[Stored items from a collection]
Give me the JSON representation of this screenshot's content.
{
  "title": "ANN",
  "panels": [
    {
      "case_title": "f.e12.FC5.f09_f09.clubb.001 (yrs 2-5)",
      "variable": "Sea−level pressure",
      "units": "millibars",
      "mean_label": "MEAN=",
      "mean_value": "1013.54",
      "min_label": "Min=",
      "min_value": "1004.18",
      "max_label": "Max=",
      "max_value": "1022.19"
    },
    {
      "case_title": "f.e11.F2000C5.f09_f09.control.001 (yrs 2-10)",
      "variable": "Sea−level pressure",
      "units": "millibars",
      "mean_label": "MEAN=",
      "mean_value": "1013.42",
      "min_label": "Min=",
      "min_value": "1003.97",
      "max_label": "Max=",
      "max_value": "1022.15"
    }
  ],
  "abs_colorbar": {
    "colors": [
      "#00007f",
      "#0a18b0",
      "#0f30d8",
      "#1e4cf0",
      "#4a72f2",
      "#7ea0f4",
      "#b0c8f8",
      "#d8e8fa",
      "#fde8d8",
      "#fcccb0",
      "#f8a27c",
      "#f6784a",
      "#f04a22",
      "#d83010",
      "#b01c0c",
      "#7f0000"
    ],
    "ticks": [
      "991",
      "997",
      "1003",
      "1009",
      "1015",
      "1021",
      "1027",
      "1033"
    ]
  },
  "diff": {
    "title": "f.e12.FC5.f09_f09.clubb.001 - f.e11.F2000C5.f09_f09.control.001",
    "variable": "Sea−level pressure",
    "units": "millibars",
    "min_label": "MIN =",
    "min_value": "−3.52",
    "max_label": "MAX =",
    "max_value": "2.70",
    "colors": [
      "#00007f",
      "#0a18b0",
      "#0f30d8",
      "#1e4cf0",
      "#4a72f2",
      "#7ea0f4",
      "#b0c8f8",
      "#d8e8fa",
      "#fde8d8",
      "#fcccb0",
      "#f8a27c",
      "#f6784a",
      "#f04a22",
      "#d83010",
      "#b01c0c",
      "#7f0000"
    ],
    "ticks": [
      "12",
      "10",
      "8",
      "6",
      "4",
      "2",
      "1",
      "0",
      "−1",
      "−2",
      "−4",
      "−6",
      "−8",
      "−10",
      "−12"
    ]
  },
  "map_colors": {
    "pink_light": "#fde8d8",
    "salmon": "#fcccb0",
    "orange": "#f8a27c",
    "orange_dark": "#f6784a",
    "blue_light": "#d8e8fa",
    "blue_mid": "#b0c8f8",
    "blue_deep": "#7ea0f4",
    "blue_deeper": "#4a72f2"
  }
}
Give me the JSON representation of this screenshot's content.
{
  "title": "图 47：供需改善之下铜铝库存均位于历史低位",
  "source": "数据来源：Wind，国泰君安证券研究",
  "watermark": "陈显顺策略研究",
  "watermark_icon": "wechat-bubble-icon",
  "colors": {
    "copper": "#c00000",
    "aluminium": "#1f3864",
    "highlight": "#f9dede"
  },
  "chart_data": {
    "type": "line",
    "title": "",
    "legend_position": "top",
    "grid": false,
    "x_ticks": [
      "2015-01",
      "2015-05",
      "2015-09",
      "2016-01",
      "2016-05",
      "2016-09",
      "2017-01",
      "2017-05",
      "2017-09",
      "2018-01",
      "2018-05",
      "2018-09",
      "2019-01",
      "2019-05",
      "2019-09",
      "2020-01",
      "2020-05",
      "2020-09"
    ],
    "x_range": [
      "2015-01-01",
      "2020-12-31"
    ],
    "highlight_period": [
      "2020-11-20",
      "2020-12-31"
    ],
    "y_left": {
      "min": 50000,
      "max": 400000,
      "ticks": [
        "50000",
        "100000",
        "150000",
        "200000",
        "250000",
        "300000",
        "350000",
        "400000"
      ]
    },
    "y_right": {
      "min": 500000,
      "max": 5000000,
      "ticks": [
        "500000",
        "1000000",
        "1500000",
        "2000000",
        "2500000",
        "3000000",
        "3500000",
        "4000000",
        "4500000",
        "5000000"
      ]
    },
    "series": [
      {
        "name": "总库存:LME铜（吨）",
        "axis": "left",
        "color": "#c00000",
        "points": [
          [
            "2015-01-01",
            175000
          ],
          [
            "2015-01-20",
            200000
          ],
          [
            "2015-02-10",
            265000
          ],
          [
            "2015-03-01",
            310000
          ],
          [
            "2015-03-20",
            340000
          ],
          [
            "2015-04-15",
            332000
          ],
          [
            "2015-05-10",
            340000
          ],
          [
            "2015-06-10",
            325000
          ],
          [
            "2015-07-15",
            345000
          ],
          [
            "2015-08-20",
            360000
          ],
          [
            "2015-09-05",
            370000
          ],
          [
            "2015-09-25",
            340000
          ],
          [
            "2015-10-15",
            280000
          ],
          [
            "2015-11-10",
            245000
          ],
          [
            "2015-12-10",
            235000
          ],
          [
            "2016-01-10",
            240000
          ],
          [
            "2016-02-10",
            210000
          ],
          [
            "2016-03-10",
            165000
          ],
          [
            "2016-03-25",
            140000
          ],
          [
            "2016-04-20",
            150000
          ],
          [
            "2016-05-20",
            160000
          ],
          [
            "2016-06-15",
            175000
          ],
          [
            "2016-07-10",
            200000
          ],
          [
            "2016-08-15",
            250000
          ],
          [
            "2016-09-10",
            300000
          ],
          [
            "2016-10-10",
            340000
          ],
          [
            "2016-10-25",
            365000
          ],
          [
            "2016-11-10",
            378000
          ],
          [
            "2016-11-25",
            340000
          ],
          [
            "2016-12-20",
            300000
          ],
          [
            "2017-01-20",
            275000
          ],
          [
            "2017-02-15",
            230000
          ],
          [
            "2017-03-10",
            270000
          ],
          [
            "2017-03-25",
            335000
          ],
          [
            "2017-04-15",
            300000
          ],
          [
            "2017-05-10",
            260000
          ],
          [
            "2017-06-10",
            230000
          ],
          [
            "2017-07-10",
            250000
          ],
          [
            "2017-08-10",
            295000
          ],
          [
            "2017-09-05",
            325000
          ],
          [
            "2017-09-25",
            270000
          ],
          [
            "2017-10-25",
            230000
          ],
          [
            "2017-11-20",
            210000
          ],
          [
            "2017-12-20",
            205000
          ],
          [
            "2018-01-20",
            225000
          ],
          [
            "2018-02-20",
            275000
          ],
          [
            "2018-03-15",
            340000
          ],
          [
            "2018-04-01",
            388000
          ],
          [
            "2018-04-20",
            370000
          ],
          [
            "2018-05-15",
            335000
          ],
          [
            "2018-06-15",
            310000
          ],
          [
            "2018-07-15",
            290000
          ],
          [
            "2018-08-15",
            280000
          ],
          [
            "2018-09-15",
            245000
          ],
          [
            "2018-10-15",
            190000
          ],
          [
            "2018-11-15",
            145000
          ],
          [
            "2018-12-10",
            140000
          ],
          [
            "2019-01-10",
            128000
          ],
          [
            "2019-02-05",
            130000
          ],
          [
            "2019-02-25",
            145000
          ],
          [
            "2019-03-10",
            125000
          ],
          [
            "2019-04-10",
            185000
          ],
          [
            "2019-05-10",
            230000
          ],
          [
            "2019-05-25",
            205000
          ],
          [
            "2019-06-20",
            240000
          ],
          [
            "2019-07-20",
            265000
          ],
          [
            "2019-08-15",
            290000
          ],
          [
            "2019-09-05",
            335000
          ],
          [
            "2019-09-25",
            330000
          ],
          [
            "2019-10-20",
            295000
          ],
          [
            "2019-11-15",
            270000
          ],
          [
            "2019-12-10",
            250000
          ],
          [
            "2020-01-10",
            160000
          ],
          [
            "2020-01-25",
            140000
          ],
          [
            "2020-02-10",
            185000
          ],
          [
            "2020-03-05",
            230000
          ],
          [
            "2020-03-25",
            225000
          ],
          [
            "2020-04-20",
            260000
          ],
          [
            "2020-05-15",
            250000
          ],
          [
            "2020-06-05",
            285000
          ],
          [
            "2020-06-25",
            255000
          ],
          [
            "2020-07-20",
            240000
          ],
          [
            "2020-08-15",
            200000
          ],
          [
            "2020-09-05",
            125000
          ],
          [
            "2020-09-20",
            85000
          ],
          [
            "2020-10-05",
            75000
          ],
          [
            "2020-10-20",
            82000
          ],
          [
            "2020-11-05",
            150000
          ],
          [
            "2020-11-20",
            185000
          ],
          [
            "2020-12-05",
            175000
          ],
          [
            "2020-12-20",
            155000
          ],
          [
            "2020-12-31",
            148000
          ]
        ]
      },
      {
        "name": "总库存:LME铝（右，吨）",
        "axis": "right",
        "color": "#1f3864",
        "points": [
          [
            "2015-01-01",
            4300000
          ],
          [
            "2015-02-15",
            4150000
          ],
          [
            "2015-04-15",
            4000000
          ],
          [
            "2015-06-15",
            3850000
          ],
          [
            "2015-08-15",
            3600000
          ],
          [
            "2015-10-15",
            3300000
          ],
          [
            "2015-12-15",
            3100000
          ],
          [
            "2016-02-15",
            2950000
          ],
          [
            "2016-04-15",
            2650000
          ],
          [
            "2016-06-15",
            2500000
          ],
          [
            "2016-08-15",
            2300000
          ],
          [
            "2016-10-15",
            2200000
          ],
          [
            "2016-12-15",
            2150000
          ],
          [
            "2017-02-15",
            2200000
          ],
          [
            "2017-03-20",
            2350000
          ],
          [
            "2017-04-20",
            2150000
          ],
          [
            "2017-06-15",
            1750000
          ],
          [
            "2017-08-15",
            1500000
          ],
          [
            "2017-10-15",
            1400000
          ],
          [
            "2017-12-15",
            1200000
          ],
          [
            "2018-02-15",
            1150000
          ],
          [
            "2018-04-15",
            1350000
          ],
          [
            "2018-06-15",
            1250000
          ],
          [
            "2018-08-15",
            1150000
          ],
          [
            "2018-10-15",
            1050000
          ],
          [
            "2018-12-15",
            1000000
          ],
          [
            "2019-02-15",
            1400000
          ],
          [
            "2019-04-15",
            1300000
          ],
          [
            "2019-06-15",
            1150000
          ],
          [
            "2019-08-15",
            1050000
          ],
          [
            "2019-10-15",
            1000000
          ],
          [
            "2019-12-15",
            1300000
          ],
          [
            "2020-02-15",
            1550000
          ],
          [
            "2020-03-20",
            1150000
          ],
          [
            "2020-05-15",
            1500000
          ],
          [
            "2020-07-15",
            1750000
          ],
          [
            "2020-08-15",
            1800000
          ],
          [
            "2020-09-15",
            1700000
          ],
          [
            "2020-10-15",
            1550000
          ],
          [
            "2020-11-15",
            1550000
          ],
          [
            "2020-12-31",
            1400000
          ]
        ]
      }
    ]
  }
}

→ Exercise
Where a line of the records above holds the word "clubb", copy that line.

→ The solution
      "case_title": "f.e12.FC5.f09_f09.clubb.001 (yrs 2-5)",
    "title": "f.e12.FC5.f09_f09.clubb.001 - f.e11.F2000C5.f09_f09.control.001",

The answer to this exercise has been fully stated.